## Task description
Retype the data word for word, from its start through the line that contains "The carousel 102 is at (742, 270).". Leave the pictures out.

## Recorded data
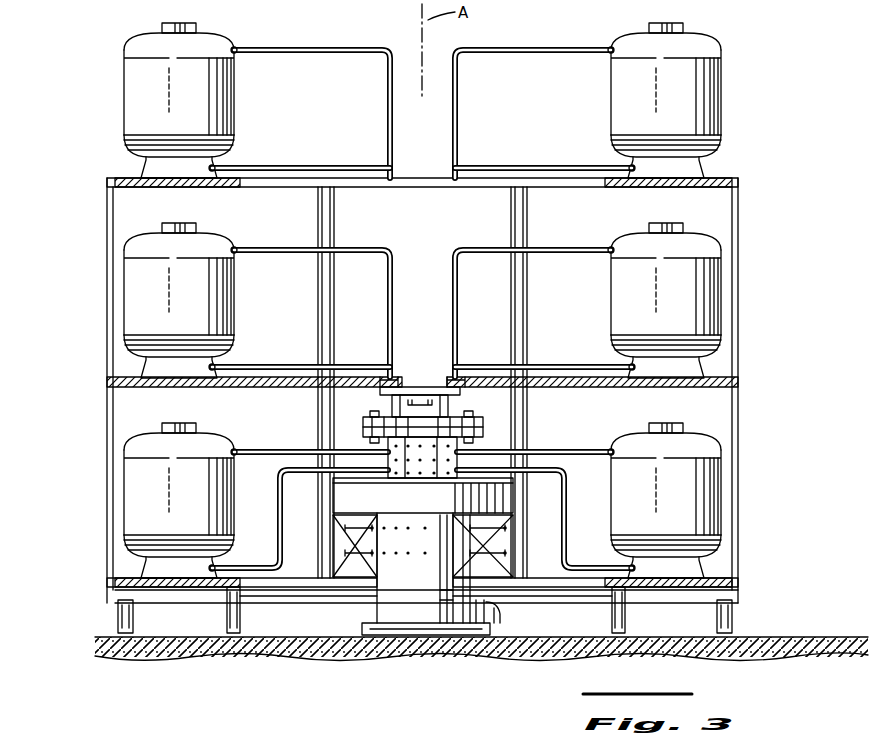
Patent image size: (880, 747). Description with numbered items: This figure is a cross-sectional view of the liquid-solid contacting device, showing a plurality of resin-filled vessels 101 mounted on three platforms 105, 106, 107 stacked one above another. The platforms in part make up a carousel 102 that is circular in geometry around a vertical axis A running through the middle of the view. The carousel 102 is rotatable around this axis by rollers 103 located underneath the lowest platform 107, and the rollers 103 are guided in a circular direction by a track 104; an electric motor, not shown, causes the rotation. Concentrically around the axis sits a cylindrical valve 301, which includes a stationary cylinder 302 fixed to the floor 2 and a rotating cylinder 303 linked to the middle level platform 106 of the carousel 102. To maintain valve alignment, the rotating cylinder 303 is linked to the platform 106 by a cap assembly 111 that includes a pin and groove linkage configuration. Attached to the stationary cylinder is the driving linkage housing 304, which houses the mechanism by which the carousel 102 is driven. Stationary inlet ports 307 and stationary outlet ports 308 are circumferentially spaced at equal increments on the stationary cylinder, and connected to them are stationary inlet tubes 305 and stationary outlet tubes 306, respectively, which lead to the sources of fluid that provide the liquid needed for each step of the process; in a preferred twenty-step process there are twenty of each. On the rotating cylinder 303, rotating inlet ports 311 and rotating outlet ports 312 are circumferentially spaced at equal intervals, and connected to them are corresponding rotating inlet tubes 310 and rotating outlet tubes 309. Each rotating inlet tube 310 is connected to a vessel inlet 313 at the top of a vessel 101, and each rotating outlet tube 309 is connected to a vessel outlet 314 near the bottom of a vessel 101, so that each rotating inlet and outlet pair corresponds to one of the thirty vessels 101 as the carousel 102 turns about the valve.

The floor 2 is at (806, 652).
The resin-filled vessel 101 is at (124, 100).
The carousel 102 is at (742, 270).
The roller 103 is at (733, 618).
The track 104 is at (735, 596).
The upper platform 105 is at (720, 178).
The middle level platform 106 is at (742, 382).
The lower platform 107 is at (735, 578).
The cap assembly 111 is at (420, 395).
The cylindrical valve 301 is at (380, 630).
The stationary cylinder 302 is at (447, 605).
The rotating cylinder 303 is at (375, 425).
The driving linkage housing 304 is at (333, 490).
The stationary inlet tube 305 is at (478, 640).
The stationary outlet tube 306 is at (495, 625).
The stationary inlet port 307 is at (400, 540).
The stationary outlet port 308 is at (352, 565).
The rotating outlet tube 309 is at (290, 167).
The rotating inlet tube 310 is at (295, 50).
The rotating inlet port 311 is at (386, 377).
The rotating outlet port 312 is at (458, 377).
The vessel inlet 313 is at (238, 49).
The vessel outlet 314 is at (216, 165).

## Correct result
Patent image size: (880, 747). Description with numbered items: This figure is a cross-sectional view of the liquid-solid contacting device, showing a plurality of resin-filled vessels 101 mounted on three platforms 105, 106, 107 stacked one above another. The platforms in part make up a carousel 102 that is circular in geometry around a vertical axis A running through the middle of the view. The carousel 102 is rotatable around this axis by rollers 103 located underneath the lowest platform 107, and the rollers 103 are guided in a circular direction by a track 104; an electric motor, not shown, causes the rotation. Concentrically around the axis sits a cylindrical valve 301, which includes a stationary cylinder 302 fixed to the floor 2 and a rotating cylinder 303 linked to the middle level platform 106 of the carousel 102. To maintain valve alignment, the rotating cylinder 303 is linked to the platform 106 by a cap assembly 111 that includes a pin and groove linkage configuration. Attached to the stationary cylinder is the driving linkage housing 304, which houses the mechanism by which the carousel 102 is driven. Stationary inlet ports 307 and stationary outlet ports 308 are circumferentially spaced at equal increments on the stationary cylinder, and connected to them are stationary inlet tubes 305 and stationary outlet tubes 306, respectively, which lead to the sources of fluid that provide the liquid needed for each step of the process; in a preferred twenty-step process there are twenty of each. On the rotating cylinder 303, rotating inlet ports 311 and rotating outlet ports 312 are circumferentially spaced at equal intervals, and connected to them are corresponding rotating inlet tubes 310 and rotating outlet tubes 309. Each rotating inlet tube 310 is connected to a vessel inlet 313 at the top of a vessel 101, and each rotating outlet tube 309 is connected to a vessel outlet 314 near the bottom of a vessel 101, so that each rotating inlet and outlet pair corresponds to one of the thirty vessels 101 as the carousel 102 turns about the valve.

The floor 2 is at (806, 652).
The resin-filled vessel 101 is at (124, 100).
The carousel 102 is at (742, 270).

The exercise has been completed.